#### SOURCE RECORDS

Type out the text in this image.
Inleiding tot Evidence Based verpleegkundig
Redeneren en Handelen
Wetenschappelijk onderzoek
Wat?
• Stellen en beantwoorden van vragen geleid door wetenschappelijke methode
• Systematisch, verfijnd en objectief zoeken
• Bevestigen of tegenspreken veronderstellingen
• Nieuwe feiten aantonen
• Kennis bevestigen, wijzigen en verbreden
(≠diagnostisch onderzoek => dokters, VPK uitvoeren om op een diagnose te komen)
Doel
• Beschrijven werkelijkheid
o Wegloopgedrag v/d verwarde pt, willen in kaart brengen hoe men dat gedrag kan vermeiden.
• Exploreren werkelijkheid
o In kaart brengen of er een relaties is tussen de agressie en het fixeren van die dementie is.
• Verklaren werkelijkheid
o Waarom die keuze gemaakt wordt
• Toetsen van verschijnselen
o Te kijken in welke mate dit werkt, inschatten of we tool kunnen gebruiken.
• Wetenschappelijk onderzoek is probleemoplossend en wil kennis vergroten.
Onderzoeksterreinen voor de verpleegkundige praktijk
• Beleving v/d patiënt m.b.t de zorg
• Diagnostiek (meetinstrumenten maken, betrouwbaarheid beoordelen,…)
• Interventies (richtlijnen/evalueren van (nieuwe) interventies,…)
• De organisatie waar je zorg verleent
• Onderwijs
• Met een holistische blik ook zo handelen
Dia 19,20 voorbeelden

########

WHAT NEEDS TO BE DONE
Go through the entries above and copy every line containing "zorg".

CORRECT OUTPUT
• Beleving v/d patiënt m.b.t de zorg
• De organisatie waar je zorg verleent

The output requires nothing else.